Where a line of the material contains the string "chân", copy that line.

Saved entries
=-=-=

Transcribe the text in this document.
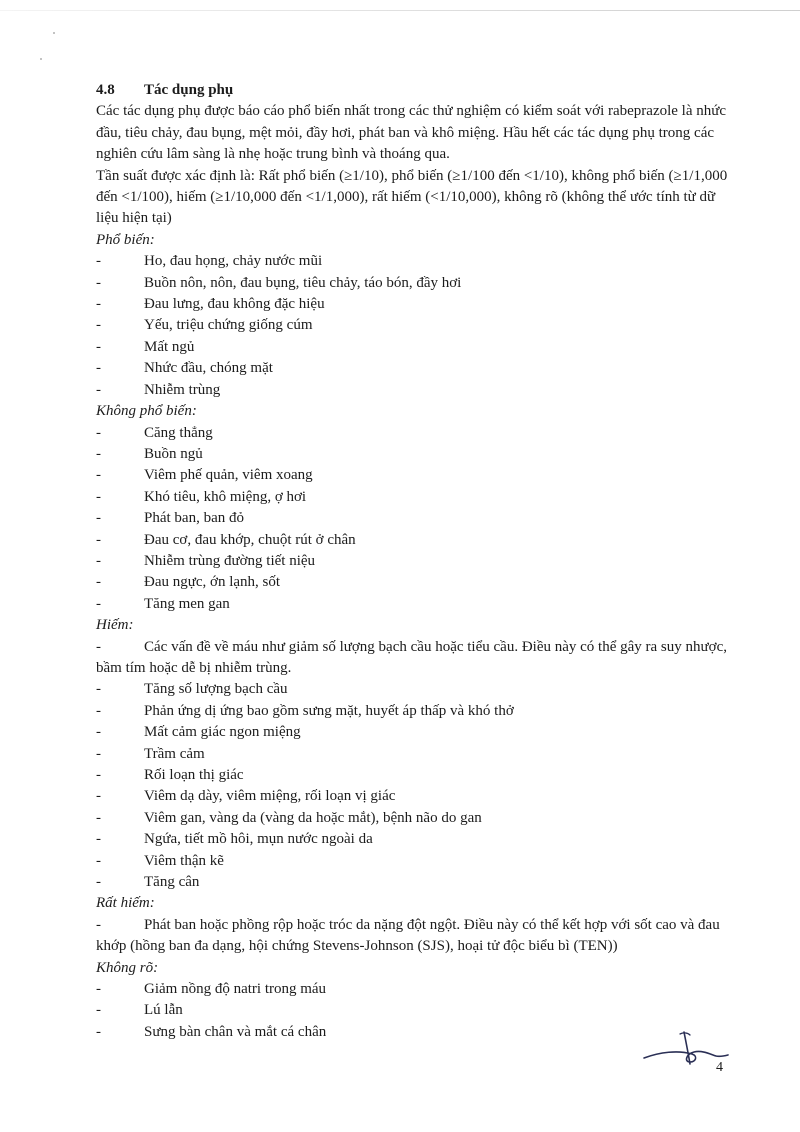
4.8 Tác dụng phụ

Các tác dụng phụ được báo cáo phổ biến nhất trong các thử nghiệm có kiểm soát với rabeprazole là nhức đầu, tiêu chảy, đau bụng, mệt mỏi, đầy hơi, phát ban và khô miệng. Hầu hết các tác dụng phụ trong các nghiên cứu lâm sàng là nhẹ hoặc trung bình và thoáng qua.

Tần suất được xác định là: Rất phổ biến (≥1/10), phổ biến (≥1/100 đến <1/10), không phổ biến (≥1/1,000 đến <1/100), hiếm (≥1/10,000 đến <1/1,000), rất hiếm (<1/10,000), không rõ (không thể ước tính từ dữ liệu hiện tại)

Phổ biến:

- Ho, đau họng, chảy nước mũi
- Buồn nôn, nôn, đau bụng, tiêu chảy, táo bón, đầy hơi
- Đau lưng, đau không đặc hiệu
- Yếu, triệu chứng giống cúm
- Mất ngủ
- Nhức đầu, chóng mặt
- Nhiễm trùng

Không phổ biến:

- Căng thẳng
- Buồn ngủ
- Viêm phế quản, viêm xoang
- Khó tiêu, khô miệng, ợ hơi
- Phát ban, ban đỏ
- Đau cơ, đau khớp, chuột rút ở chân
- Nhiễm trùng đường tiết niệu
- Đau ngực, ớn lạnh, sốt
- Tăng men gan

Hiếm:

- Các vấn đề về máu như giảm số lượng bạch cầu hoặc tiểu cầu. Điều này có thể gây ra suy nhược, bầm tím hoặc dễ bị nhiễm trùng.
- Tăng số lượng bạch cầu
- Phản ứng dị ứng bao gồm sưng mặt, huyết áp thấp và khó thở
- Mất cảm giác ngon miệng
- Trầm cảm
- Rối loạn thị giác
- Viêm dạ dày, viêm miệng, rối loạn vị giác
- Viêm gan, vàng da (vàng da hoặc mắt), bệnh não do gan
- Ngứa, tiết mồ hôi, mụn nước ngoài da
- Viêm thận kẽ
- Tăng cân

Rất hiếm:

- Phát ban hoặc phồng rộp hoặc tróc da nặng đột ngột. Điều này có thể kết hợp với sốt cao và đau khớp (hồng ban đa dạng, hội chứng Stevens-Johnson (SJS), hoại tử độc biểu bì (TEN))

Không rõ:

- Giảm nồng độ natri trong máu
- Lú lẫn
- Sưng bàn chân và mắt cá chân
4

=-=-=

• Exercise response:
- Đau cơ, đau khớp, chuột rút ở chân
- Sưng bàn chân và mắt cá chân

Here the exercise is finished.